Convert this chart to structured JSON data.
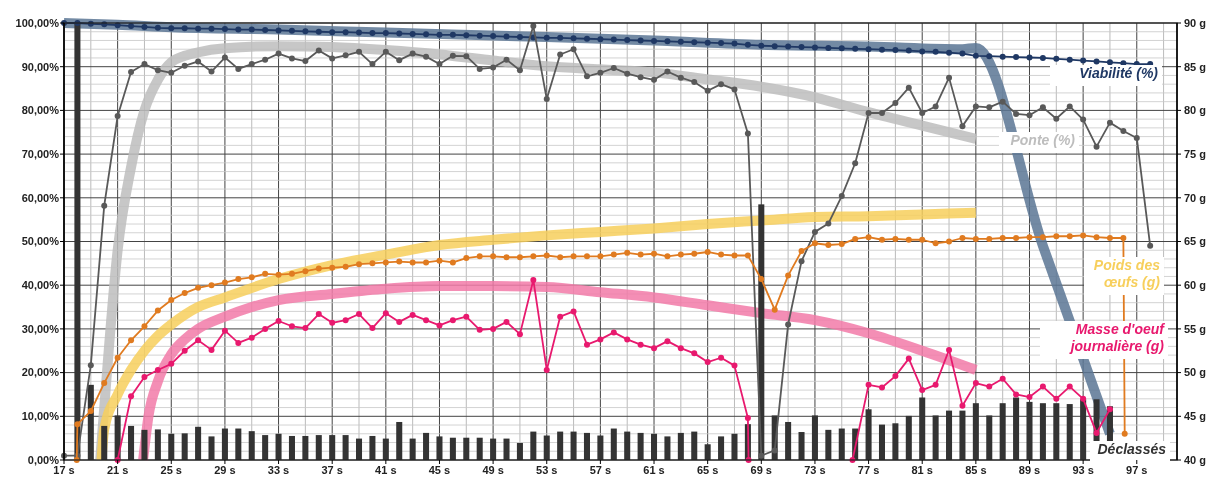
{
  "chart_data": {
    "type": "line",
    "xlim": [
      17,
      100
    ],
    "xticks": [
      {
        "value": 17,
        "label": "17 s"
      },
      {
        "value": 21,
        "label": "21 s"
      },
      {
        "value": 25,
        "label": "25 s"
      },
      {
        "value": 29,
        "label": "29 s"
      },
      {
        "value": 33,
        "label": "33 s"
      },
      {
        "value": 37,
        "label": "37 s"
      },
      {
        "value": 41,
        "label": "41 s"
      },
      {
        "value": 45,
        "label": "45 s"
      },
      {
        "value": 49,
        "label": "49 s"
      },
      {
        "value": 53,
        "label": "53 s"
      },
      {
        "value": 57,
        "label": "57 s"
      },
      {
        "value": 61,
        "label": "61 s"
      },
      {
        "value": 65,
        "label": "65 s"
      },
      {
        "value": 69,
        "label": "69 s"
      },
      {
        "value": 73,
        "label": "73 s"
      },
      {
        "value": 77,
        "label": "77 s"
      },
      {
        "value": 81,
        "label": "81 s"
      },
      {
        "value": 85,
        "label": "85 s"
      },
      {
        "value": 89,
        "label": "89 s"
      },
      {
        "value": 93,
        "label": "93 s"
      },
      {
        "value": 97,
        "label": "97 s"
      }
    ],
    "ylim": [
      0,
      100
    ],
    "yticks": [
      {
        "value": 0,
        "label": "0,00%"
      },
      {
        "value": 10,
        "label": "10,00%"
      },
      {
        "value": 20,
        "label": "20,00%"
      },
      {
        "value": 30,
        "label": "30,00%"
      },
      {
        "value": 40,
        "label": "40,00%"
      },
      {
        "value": 50,
        "label": "50,00%"
      },
      {
        "value": 60,
        "label": "60,00%"
      },
      {
        "value": 70,
        "label": "70,00%"
      },
      {
        "value": 80,
        "label": "80,00%"
      },
      {
        "value": 90,
        "label": "90,00%"
      },
      {
        "value": 100,
        "label": "100,00%"
      }
    ],
    "y2lim": [
      40,
      90
    ],
    "y2ticks": [
      {
        "value": 40,
        "label": "40 g"
      },
      {
        "value": 45,
        "label": "45 g"
      },
      {
        "value": 50,
        "label": "50 g"
      },
      {
        "value": 55,
        "label": "55 g"
      },
      {
        "value": 60,
        "label": "60 g"
      },
      {
        "value": 65,
        "label": "65 g"
      },
      {
        "value": 70,
        "label": "70 g"
      },
      {
        "value": 75,
        "label": "75 g"
      },
      {
        "value": 80,
        "label": "80 g"
      },
      {
        "value": 85,
        "label": "85 g"
      },
      {
        "value": 90,
        "label": "90 g"
      }
    ],
    "grid": true,
    "series": [
      {
        "marker": "none",
        "color": "#5b7594",
        "x": [
          17,
          21,
          25,
          33,
          41,
          53,
          61,
          69,
          77,
          84,
          85,
          90,
          95
        ],
        "values": [
          100,
          99.6,
          99.0,
          98.5,
          97.8,
          96.8,
          96.0,
          95.0,
          94.6,
          94.0,
          94.3,
          49,
          6
        ]
      },
      {
        "name": "Ponte (%)",
        "marker": "none",
        "color": "#bdbdbd",
        "x": [
          19.7,
          20,
          21,
          22,
          23,
          24,
          25,
          26,
          27,
          29,
          33,
          37,
          41,
          45,
          49,
          53,
          57,
          61,
          65,
          69,
          73,
          77,
          81,
          85
        ],
        "values": [
          0,
          12,
          48,
          67,
          80,
          87,
          91,
          92.5,
          93.3,
          94.2,
          94.7,
          94.5,
          93.8,
          92.8,
          91.4,
          90.1,
          89.4,
          88.7,
          87.1,
          85.4,
          83.0,
          79.6,
          76.5,
          73.5
        ]
      },
      {
        "name": "Poids des œufs (g)",
        "axis": "y2",
        "marker": "none",
        "color": "#f7cf5c",
        "x": [
          19.8,
          20,
          21,
          22,
          23,
          24,
          25,
          27,
          29,
          33,
          37,
          41,
          45,
          49,
          53,
          57,
          61,
          65,
          69,
          73,
          77,
          81,
          85
        ],
        "values": [
          40,
          43.5,
          47.5,
          50.3,
          52.5,
          54.2,
          55.5,
          57.5,
          58.6,
          60.7,
          62.3,
          63.5,
          64.6,
          65.2,
          65.7,
          66.1,
          66.5,
          67.0,
          67.4,
          67.8,
          67.9,
          68.1,
          68.3
        ]
      },
      {
        "axis": "y2",
        "marker": "none",
        "color": "#f27aa8",
        "x": [
          22.9,
          23.3,
          24,
          25,
          26,
          27,
          29,
          31,
          33,
          37,
          41,
          45,
          49,
          53,
          57,
          61,
          65,
          69,
          73,
          77,
          81,
          85
        ],
        "values": [
          40,
          45,
          49,
          52.1,
          53.8,
          55.0,
          56.4,
          57.5,
          58.3,
          59.0,
          59.6,
          59.9,
          59.9,
          59.8,
          59.2,
          58.6,
          57.7,
          56.8,
          56.0,
          54.5,
          52.5,
          50.3
        ]
      },
      {
        "name": "Déclassés",
        "type": "bar",
        "color": "#333333",
        "x": [
          18,
          19,
          20,
          21,
          22,
          23,
          24,
          25,
          26,
          27,
          28,
          29,
          30,
          31,
          32,
          33,
          34,
          35,
          36,
          37,
          38,
          39,
          40,
          41,
          42,
          43,
          44,
          45,
          46,
          47,
          48,
          49,
          50,
          51,
          52,
          53,
          54,
          55,
          56,
          57,
          58,
          59,
          60,
          61,
          62,
          63,
          64,
          65,
          66,
          67,
          68,
          69,
          70,
          71,
          72,
          73,
          74,
          75,
          76,
          77,
          78,
          79,
          80,
          81,
          82,
          83,
          84,
          85,
          86,
          87,
          88,
          89,
          90,
          91,
          92,
          93,
          94,
          95
        ],
        "values": [
          100,
          17.2,
          7.8,
          10.2,
          7.8,
          6.9,
          7.0,
          6.0,
          6.1,
          7.6,
          5.4,
          7.2,
          7.2,
          6.6,
          5.7,
          6.0,
          5.5,
          5.5,
          5.7,
          5.7,
          5.7,
          4.9,
          5.5,
          4.9,
          8.7,
          4.9,
          6.2,
          5.4,
          5.1,
          5.1,
          5.1,
          4.9,
          4.9,
          3.9,
          6.5,
          5.6,
          6.5,
          6.5,
          6.2,
          5.6,
          7.2,
          6.5,
          6.2,
          6.0,
          5.4,
          6.2,
          6.5,
          3.6,
          5.4,
          6.0,
          8.2,
          58.5,
          10.2,
          8.7,
          6.4,
          10.2,
          6.9,
          7.2,
          7.2,
          11.6,
          8.1,
          8.4,
          10.1,
          14.3,
          10.2,
          11.3,
          11.3,
          13.0,
          10.2,
          13.0,
          14.3,
          13.3,
          13.0,
          13.0,
          12.8,
          13.9,
          13.9,
          12.3
        ]
      },
      {
        "name": "Viabilité (%)",
        "marker": "circle",
        "color": "#1f3864",
        "x": [
          17,
          18,
          19,
          20,
          21,
          22,
          23,
          24,
          25,
          26,
          27,
          28,
          29,
          30,
          31,
          32,
          33,
          34,
          35,
          36,
          37,
          38,
          39,
          40,
          41,
          42,
          43,
          44,
          45,
          46,
          47,
          48,
          49,
          50,
          51,
          52,
          53,
          54,
          55,
          56,
          57,
          58,
          59,
          60,
          61,
          62,
          63,
          64,
          65,
          66,
          67,
          68,
          69,
          70,
          71,
          72,
          73,
          74,
          75,
          76,
          77,
          78,
          79,
          80,
          81,
          82,
          83,
          84,
          85,
          86,
          87,
          88,
          89,
          90,
          91,
          92,
          93,
          94,
          95,
          96,
          97,
          98
        ],
        "values": [
          100,
          100,
          99.8,
          99.7,
          99.5,
          99.3,
          99.1,
          98.9,
          98.8,
          98.8,
          98.7,
          98.7,
          98.6,
          98.5,
          98.5,
          98.4,
          98.3,
          98.2,
          98.1,
          98.0,
          97.9,
          97.9,
          97.8,
          97.7,
          97.7,
          97.6,
          97.5,
          97.4,
          97.3,
          97.3,
          97.2,
          97.1,
          97.0,
          96.9,
          96.8,
          96.7,
          96.6,
          96.6,
          96.5,
          96.4,
          96.3,
          96.2,
          96.1,
          96.0,
          95.9,
          95.8,
          95.7,
          95.6,
          95.5,
          95.4,
          95.3,
          95.0,
          94.8,
          94.7,
          94.6,
          94.5,
          94.4,
          94.3,
          94.2,
          94.1,
          94.0,
          93.9,
          93.8,
          93.7,
          93.5,
          93.4,
          93.2,
          93.0,
          92.5,
          92.4,
          92.3,
          92.2,
          92.1,
          92.0,
          91.8,
          91.6,
          91.4,
          91.2,
          91.0,
          90.8,
          90.6,
          90.6
        ]
      },
      {
        "marker": "circle",
        "color": "#595959",
        "x": [
          17,
          18,
          19,
          20,
          21,
          22,
          23,
          24,
          25,
          26,
          27,
          28,
          29,
          30,
          31,
          32,
          33,
          34,
          35,
          36,
          37,
          38,
          39,
          40,
          41,
          42,
          43,
          44,
          45,
          46,
          47,
          48,
          49,
          50,
          51,
          52,
          53,
          54,
          55,
          56,
          57,
          58,
          59,
          60,
          61,
          62,
          63,
          64,
          65,
          66,
          67,
          68,
          69,
          70,
          71,
          72,
          73,
          74,
          75,
          76,
          77,
          78,
          79,
          80,
          81,
          82,
          83,
          84,
          85,
          86,
          87,
          88,
          89,
          90,
          91,
          92,
          93,
          94,
          95,
          96,
          97,
          98
        ],
        "values": [
          1,
          1,
          21.7,
          58.2,
          78.7,
          88.8,
          90.6,
          89.2,
          88.6,
          90.2,
          91.2,
          88.9,
          92.1,
          89.5,
          90.6,
          91.6,
          93.0,
          91.9,
          91.3,
          93.7,
          91.9,
          92.6,
          93.4,
          90.6,
          93.4,
          91.5,
          93.0,
          92.3,
          90.6,
          92.5,
          92.4,
          89.5,
          89.8,
          91.6,
          89.2,
          99.3,
          82.6,
          92.8,
          94.0,
          87.8,
          88.6,
          89.7,
          88.4,
          87.6,
          87.0,
          88.9,
          87.5,
          86.5,
          84.5,
          86.0,
          84.8,
          74.7,
          1,
          2.2,
          31,
          45.5,
          52.2,
          54.1,
          60.4,
          67.9,
          79.4,
          79.4,
          81.7,
          85.2,
          79.4,
          80.9,
          87.5,
          76.4,
          80.9,
          80.7,
          82.0,
          79.2,
          78.9,
          80.7,
          78.1,
          80.9,
          77.9,
          71.7,
          77.2,
          75.3,
          73.7,
          49
        ]
      },
      {
        "axis": "y2",
        "marker": "circle",
        "color": "#e07b20",
        "x": [
          17.95,
          18,
          19,
          20,
          21,
          22,
          23,
          24,
          25,
          26,
          27,
          28,
          29,
          30,
          31,
          32,
          33,
          34,
          35,
          36,
          37,
          38,
          39,
          40,
          41,
          42,
          43,
          44,
          45,
          46,
          47,
          48,
          49,
          50,
          51,
          52,
          53,
          54,
          55,
          56,
          57,
          58,
          59,
          60,
          61,
          62,
          63,
          64,
          65,
          66,
          67,
          68,
          69,
          70,
          71,
          72,
          73,
          74,
          75,
          76,
          77,
          78,
          79,
          80,
          81,
          82,
          83,
          84,
          85,
          86,
          87,
          88,
          89,
          90,
          91,
          92,
          93,
          94,
          95,
          96,
          96.1
        ],
        "values": [
          40,
          44.1,
          45.6,
          48.8,
          51.7,
          53.7,
          55.3,
          57.1,
          58.3,
          59.1,
          59.7,
          60.0,
          60.3,
          60.7,
          60.9,
          61.3,
          61.2,
          61.3,
          61.6,
          61.9,
          62.0,
          62.1,
          62.4,
          62.5,
          62.6,
          62.7,
          62.6,
          62.6,
          62.8,
          62.6,
          63.1,
          63.3,
          63.3,
          63.2,
          63.2,
          63.3,
          63.4,
          63.2,
          63.3,
          63.3,
          63.3,
          63.5,
          63.7,
          63.5,
          63.6,
          63.3,
          63.5,
          63.6,
          63.8,
          63.5,
          63.4,
          63.4,
          60.7,
          57.2,
          61.1,
          63.9,
          64.8,
          64.6,
          64.7,
          65.3,
          65.5,
          65.2,
          65.3,
          65.2,
          65.2,
          64.8,
          65.0,
          65.4,
          65.3,
          65.3,
          65.4,
          65.4,
          65.5,
          65.5,
          65.6,
          65.6,
          65.7,
          65.5,
          65.4,
          65.4,
          43
        ]
      },
      {
        "name": "Masse d'oeuf journalière (g)",
        "axis": "y2",
        "marker": "circle",
        "color": "#e8196e",
        "x": [
          21,
          22,
          23,
          24,
          25,
          26,
          27,
          28,
          29,
          30,
          31,
          32,
          33,
          34,
          35,
          36,
          37,
          38,
          39,
          40,
          41,
          42,
          43,
          44,
          45,
          46,
          47,
          48,
          49,
          50,
          51,
          52,
          53,
          54,
          55,
          56,
          57,
          58,
          59,
          60,
          61,
          62,
          63,
          64,
          65,
          66,
          67,
          68,
          68.05,
          72,
          75.8,
          77,
          78,
          79,
          80,
          81,
          82,
          83,
          84,
          85,
          86,
          87,
          88,
          89,
          90,
          91,
          92,
          93,
          94,
          95
        ],
        "values": [
          40,
          47.3,
          49.5,
          50.3,
          51.0,
          52.5,
          53.7,
          52.6,
          54.8,
          53.4,
          54.0,
          55.0,
          55.9,
          55.3,
          55.1,
          56.7,
          55.7,
          56.0,
          56.7,
          55.1,
          56.8,
          55.8,
          56.6,
          56.0,
          55.4,
          56.0,
          56.4,
          54.9,
          55.0,
          55.8,
          54.4,
          60.6,
          50.3,
          56.4,
          57.0,
          53.2,
          53.8,
          54.6,
          53.8,
          53.2,
          52.8,
          53.6,
          52.8,
          52.2,
          51.2,
          51.7,
          50.8,
          44.8,
          40,
          null,
          40,
          48.6,
          48.3,
          49.6,
          51.6,
          48.0,
          48.6,
          52.6,
          46.2,
          48.8,
          48.4,
          49.3,
          47.5,
          47.2,
          48.4,
          47.0,
          48.4,
          47.0,
          43.1,
          45.8
        ]
      }
    ]
  }
}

=====

What is the number of lines that hold the string "name"? Give it alone.

> _WORKED SOLUTION_: 5